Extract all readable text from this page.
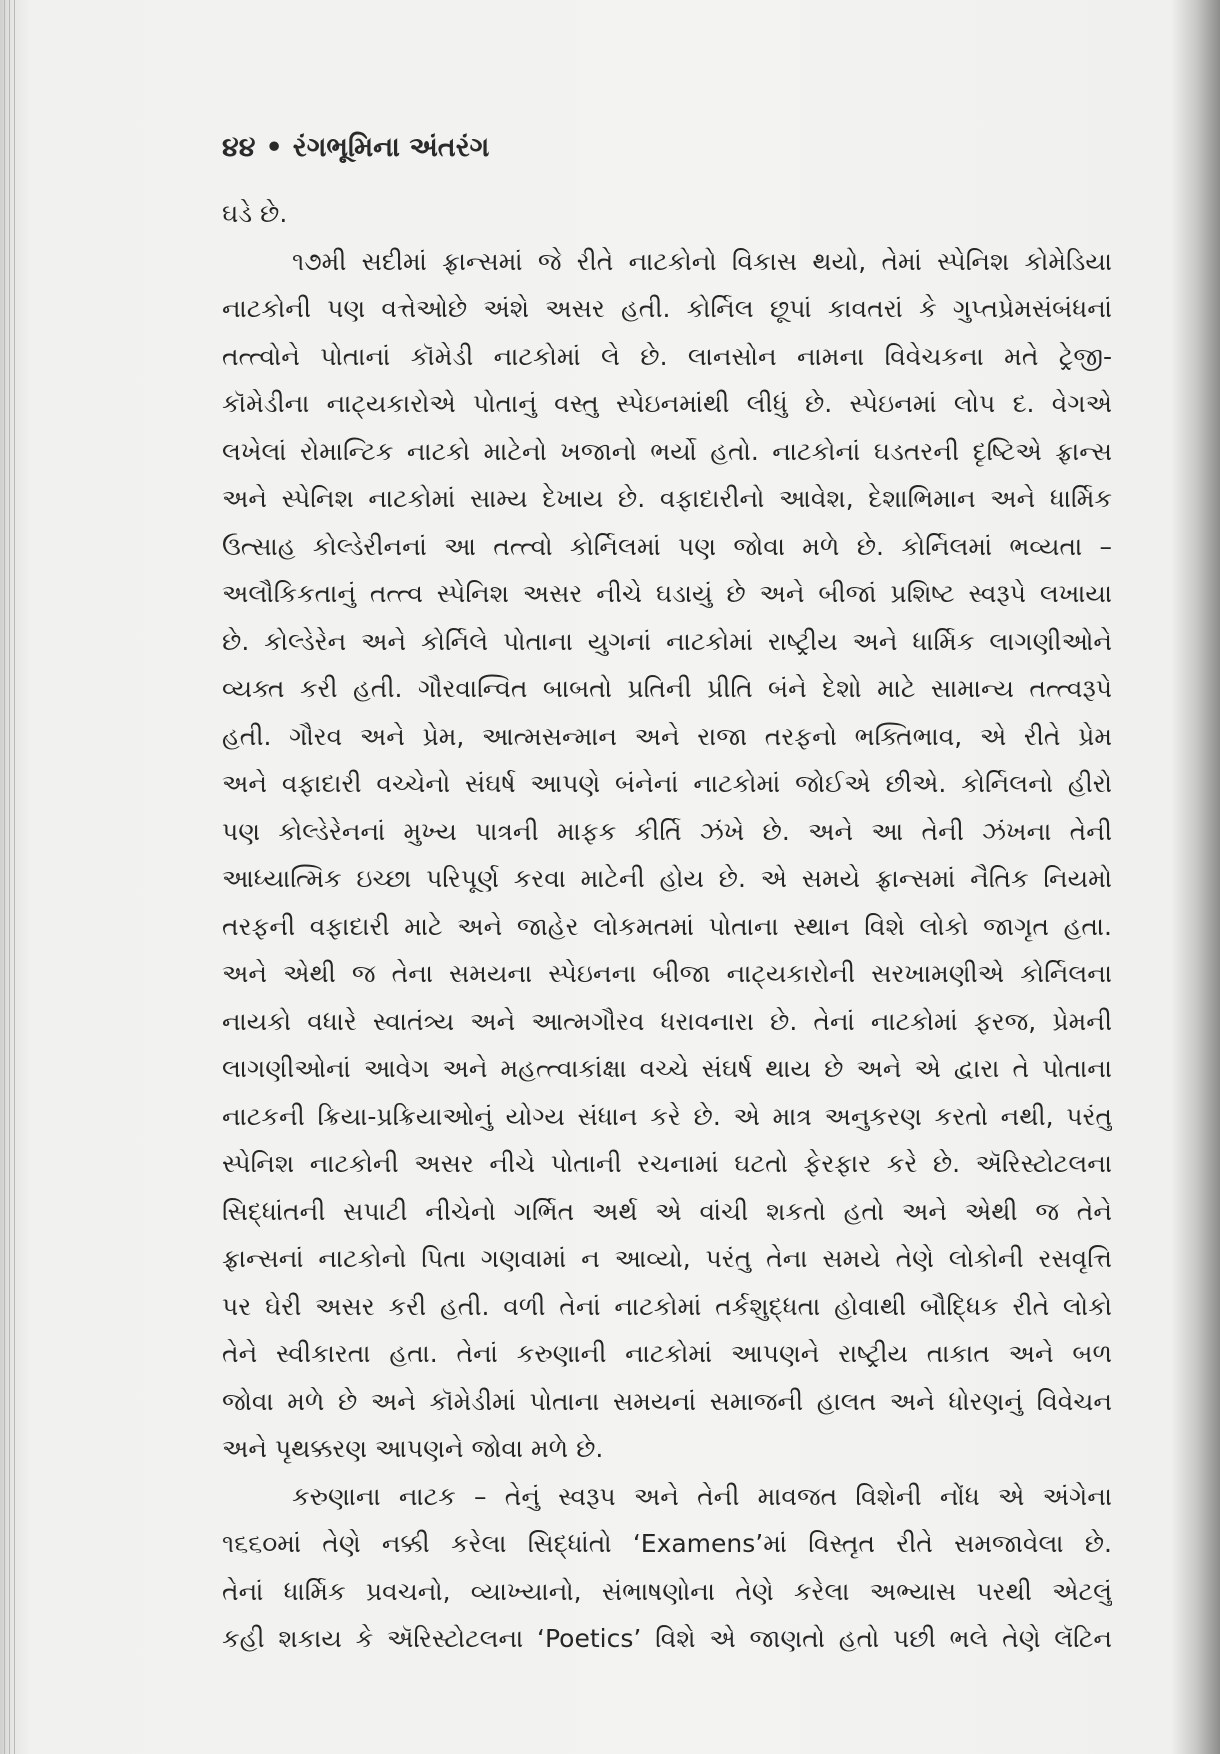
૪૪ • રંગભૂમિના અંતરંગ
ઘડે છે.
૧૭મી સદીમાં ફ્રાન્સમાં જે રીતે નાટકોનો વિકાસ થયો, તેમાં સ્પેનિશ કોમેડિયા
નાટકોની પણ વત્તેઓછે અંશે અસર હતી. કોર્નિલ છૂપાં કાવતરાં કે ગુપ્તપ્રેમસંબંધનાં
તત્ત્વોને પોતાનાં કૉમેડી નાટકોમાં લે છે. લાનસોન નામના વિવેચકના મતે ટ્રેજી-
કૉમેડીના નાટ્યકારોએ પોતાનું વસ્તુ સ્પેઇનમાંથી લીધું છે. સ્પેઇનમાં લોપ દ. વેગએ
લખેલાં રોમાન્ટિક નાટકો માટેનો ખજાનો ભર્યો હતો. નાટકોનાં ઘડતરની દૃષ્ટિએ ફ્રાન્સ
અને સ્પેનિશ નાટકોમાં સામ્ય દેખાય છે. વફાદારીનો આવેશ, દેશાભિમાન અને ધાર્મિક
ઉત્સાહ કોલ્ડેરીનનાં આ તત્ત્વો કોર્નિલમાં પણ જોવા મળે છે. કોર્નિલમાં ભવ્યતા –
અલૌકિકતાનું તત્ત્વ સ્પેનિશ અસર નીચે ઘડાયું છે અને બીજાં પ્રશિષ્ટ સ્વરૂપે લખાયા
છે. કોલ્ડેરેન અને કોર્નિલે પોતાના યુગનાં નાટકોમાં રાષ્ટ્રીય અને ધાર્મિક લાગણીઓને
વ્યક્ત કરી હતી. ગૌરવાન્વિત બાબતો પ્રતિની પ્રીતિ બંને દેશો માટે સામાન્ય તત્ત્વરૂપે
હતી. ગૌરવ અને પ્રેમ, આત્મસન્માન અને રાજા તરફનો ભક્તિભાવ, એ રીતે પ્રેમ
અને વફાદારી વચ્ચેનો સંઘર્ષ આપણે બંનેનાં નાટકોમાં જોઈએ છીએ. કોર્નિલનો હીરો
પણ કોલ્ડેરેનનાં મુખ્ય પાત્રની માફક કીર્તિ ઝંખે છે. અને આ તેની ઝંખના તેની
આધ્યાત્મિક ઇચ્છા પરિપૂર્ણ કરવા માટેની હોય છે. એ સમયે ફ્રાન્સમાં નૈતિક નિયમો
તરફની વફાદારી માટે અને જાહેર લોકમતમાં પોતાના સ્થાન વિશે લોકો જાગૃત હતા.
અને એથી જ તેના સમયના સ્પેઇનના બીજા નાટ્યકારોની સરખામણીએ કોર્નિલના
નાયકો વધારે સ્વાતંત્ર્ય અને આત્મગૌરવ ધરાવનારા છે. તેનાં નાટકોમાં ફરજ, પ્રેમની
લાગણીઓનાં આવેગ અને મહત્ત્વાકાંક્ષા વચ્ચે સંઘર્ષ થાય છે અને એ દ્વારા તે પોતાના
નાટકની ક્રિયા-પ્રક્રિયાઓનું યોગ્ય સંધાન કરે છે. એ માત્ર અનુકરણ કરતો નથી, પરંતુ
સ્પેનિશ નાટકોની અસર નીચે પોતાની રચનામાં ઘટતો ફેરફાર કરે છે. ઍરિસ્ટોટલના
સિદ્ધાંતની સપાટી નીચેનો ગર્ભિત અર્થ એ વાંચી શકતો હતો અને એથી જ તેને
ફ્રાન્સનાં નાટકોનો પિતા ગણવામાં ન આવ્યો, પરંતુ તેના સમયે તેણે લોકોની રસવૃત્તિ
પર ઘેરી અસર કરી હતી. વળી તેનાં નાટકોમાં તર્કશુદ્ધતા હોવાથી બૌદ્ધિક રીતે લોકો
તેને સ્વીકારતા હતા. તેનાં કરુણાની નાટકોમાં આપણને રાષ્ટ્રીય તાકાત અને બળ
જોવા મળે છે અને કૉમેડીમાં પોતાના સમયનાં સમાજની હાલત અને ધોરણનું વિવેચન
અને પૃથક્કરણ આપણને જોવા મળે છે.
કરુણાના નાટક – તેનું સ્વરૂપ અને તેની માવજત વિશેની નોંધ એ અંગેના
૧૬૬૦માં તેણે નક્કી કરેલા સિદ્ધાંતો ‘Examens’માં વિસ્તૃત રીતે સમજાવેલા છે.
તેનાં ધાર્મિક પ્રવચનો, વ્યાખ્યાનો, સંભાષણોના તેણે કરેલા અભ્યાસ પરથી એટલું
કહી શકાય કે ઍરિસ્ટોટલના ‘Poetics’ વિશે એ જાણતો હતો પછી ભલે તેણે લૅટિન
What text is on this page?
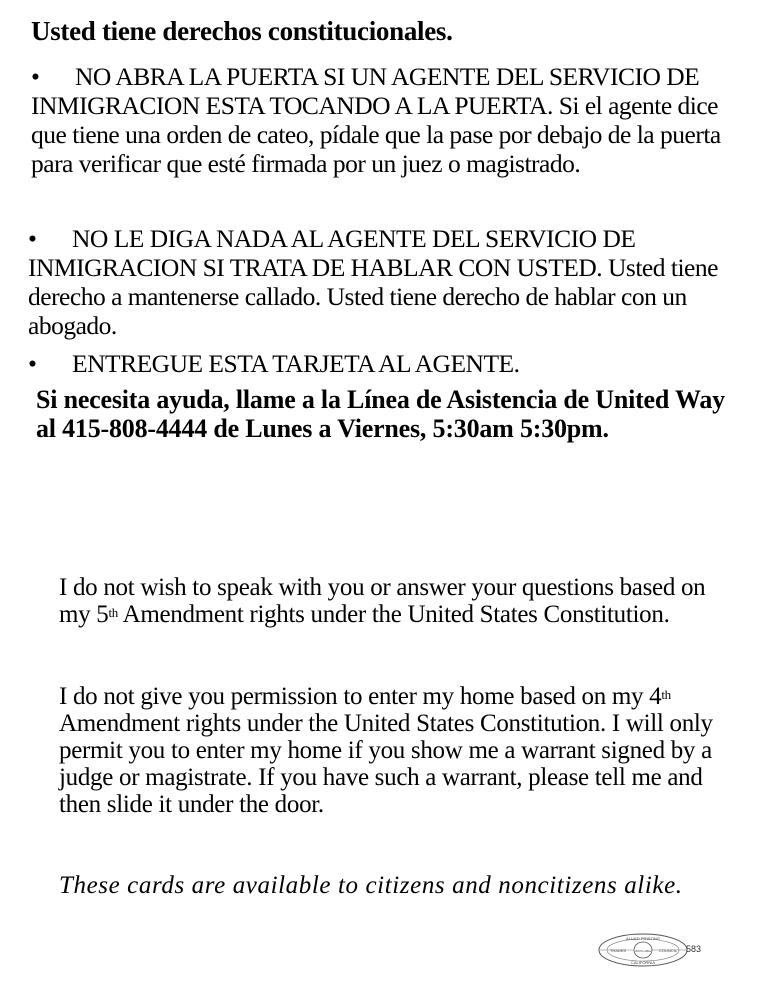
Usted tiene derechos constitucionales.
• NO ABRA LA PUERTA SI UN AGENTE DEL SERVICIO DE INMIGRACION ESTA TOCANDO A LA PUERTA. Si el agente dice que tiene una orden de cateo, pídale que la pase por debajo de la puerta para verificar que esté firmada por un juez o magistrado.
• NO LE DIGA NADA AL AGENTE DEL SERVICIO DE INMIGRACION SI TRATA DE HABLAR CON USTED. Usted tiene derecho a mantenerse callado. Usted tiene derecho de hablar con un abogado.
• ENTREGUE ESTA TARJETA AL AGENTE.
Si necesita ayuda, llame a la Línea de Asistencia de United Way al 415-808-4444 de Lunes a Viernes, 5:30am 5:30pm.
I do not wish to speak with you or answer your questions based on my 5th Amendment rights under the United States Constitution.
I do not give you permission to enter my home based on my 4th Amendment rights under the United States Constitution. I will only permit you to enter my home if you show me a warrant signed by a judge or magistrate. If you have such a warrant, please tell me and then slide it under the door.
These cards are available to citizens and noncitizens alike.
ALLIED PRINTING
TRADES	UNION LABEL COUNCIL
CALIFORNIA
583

◆ ◆ ◆ ◆ ◆ ◆ ◆

**SET PROBLEM:** Reproduce every line exactly and omit all pictures.

**RESPONSE TO THE TASK:**
Extract all readable text from this page.
૪૪ • રંગભૂમિના અંતરંગ
ઘડે છે.
૧૭મી સદીમાં ફ્રાન્સમાં જે રીતે નાટકોનો વિકાસ થયો, તેમાં સ્પેનિશ કોમેડિયા
નાટકોની પણ વત્તેઓછે અંશે અસર હતી. કોર્નિલ છૂપાં કાવતરાં કે ગુપ્તપ્રેમસંબંધનાં
તત્ત્વોને પોતાનાં કૉમેડી નાટકોમાં લે છે. લાનસોન નામના વિવેચકના મતે ટ્રેજી-
કૉમેડીના નાટ્યકારોએ પોતાનું વસ્તુ સ્પેઇનમાંથી લીધું છે. સ્પેઇનમાં લોપ દ. વેગએ
લખેલાં રોમાન્ટિક નાટકો માટેનો ખજાનો ભર્યો હતો. નાટકોનાં ઘડતરની દૃષ્ટિએ ફ્રાન્સ
અને સ્પેનિશ નાટકોમાં સામ્ય દેખાય છે. વફાદારીનો આવેશ, દેશાભિમાન અને ધાર્મિક
ઉત્સાહ કોલ્ડેરીનનાં આ તત્ત્વો કોર્નિલમાં પણ જોવા મળે છે. કોર્નિલમાં ભવ્યતા –
અલૌકિકતાનું તત્ત્વ સ્પેનિશ અસર નીચે ઘડાયું છે અને બીજાં પ્રશિષ્ટ સ્વરૂપે લખાયા
છે. કોલ્ડેરેન અને કોર્નિલે પોતાના યુગનાં નાટકોમાં રાષ્ટ્રીય અને ધાર્મિક લાગણીઓને
વ્યક્ત કરી હતી. ગૌરવાન્વિત બાબતો પ્રતિની પ્રીતિ બંને દેશો માટે સામાન્ય તત્ત્વરૂપે
હતી. ગૌરવ અને પ્રેમ, આત્મસન્માન અને રાજા તરફનો ભક્તિભાવ, એ રીતે પ્રેમ
અને વફાદારી વચ્ચેનો સંઘર્ષ આપણે બંનેનાં નાટકોમાં જોઈએ છીએ. કોર્નિલનો હીરો
પણ કોલ્ડેરેનનાં મુખ્ય પાત્રની માફક કીર્તિ ઝંખે છે. અને આ તેની ઝંખના તેની
આધ્યાત્મિક ઇચ્છા પરિપૂર્ણ કરવા માટેની હોય છે. એ સમયે ફ્રાન્સમાં નૈતિક નિયમો
તરફની વફાદારી માટે અને જાહેર લોકમતમાં પોતાના સ્થાન વિશે લોકો જાગૃત હતા.
અને એથી જ તેના સમયના સ્પેઇનના બીજા નાટ્યકારોની સરખામણીએ કોર્નિલના
નાયકો વધારે સ્વાતંત્ર્ય અને આત્મગૌરવ ધરાવનારા છે. તેનાં નાટકોમાં ફરજ, પ્રેમની
લાગણીઓનાં આવેગ અને મહત્ત્વાકાંક્ષા વચ્ચે સંઘર્ષ થાય છે અને એ દ્વારા તે પોતાના
નાટકની ક્રિયા-પ્રક્રિયાઓનું યોગ્ય સંધાન કરે છે. એ માત્ર અનુકરણ કરતો નથી, પરંતુ
સ્પેનિશ નાટકોની અસર નીચે પોતાની રચનામાં ઘટતો ફેરફાર કરે છે. ઍરિસ્ટોટલના
સિદ્ધાંતની સપાટી નીચેનો ગર્ભિત અર્થ એ વાંચી શકતો હતો અને એથી જ તેને
ફ્રાન્સનાં નાટકોનો પિતા ગણવામાં ન આવ્યો, પરંતુ તેના સમયે તેણે લોકોની રસવૃત્તિ
પર ઘેરી અસર કરી હતી. વળી તેનાં નાટકોમાં તર્કશુદ્ધતા હોવાથી બૌદ્ધિક રીતે લોકો
તેને સ્વીકારતા હતા. તેનાં કરુણાની નાટકોમાં આપણને રાષ્ટ્રીય તાકાત અને બળ
જોવા મળે છે અને કૉમેડીમાં પોતાના સમયનાં સમાજની હાલત અને ધોરણનું વિવેચન
અને પૃથક્કરણ આપણને જોવા મળે છે.
કરુણાના નાટક – તેનું સ્વરૂપ અને તેની માવજત વિશેની નોંધ એ અંગેના
૧૬૬૦માં તેણે નક્કી કરેલા સિદ્ધાંતો ‘Examens’માં વિસ્તૃત રીતે સમજાવેલા છે.
તેનાં ધાર્મિક પ્રવચનો, વ્યાખ્યાનો, સંભાષણોના તેણે કરેલા અભ્યાસ પરથી એટલું
કહી શકાય કે ઍરિસ્ટોટલના ‘Poetics’ વિશે એ જાણતો હતો પછી ભલે તેણે લૅટિન
What text is on this page?
Usted tiene derechos constitucionales.
• NO ABRA LA PUERTA SI UN AGENTE DEL SERVICIO DE INMIGRACION ESTA TOCANDO A LA PUERTA. Si el agente dice que tiene una orden de cateo, pídale que la pase por debajo de la puerta para verificar que esté firmada por un juez o magistrado.
• NO LE DIGA NADA AL AGENTE DEL SERVICIO DE INMIGRACION SI TRATA DE HABLAR CON USTED. Usted tiene derecho a mantenerse callado. Usted tiene derecho de hablar con un abogado.
• ENTREGUE ESTA TARJETA AL AGENTE.
Si necesita ayuda, llame a la Línea de Asistencia de United Way al 415-808-4444 de Lunes a Viernes, 5:30am 5:30pm.
I do not wish to speak with you or answer your questions based on my 5th Amendment rights under the United States Constitution.
I do not give you permission to enter my home based on my 4th Amendment rights under the United States Constitution. I will only permit you to enter my home if you show me a warrant signed by a judge or magistrate. If you have such a warrant, please tell me and then slide it under the door.
These cards are available to citizens and noncitizens alike.
ALLIED PRINTING
TRADES	UNION LABEL COUNCIL
CALIFORNIA
583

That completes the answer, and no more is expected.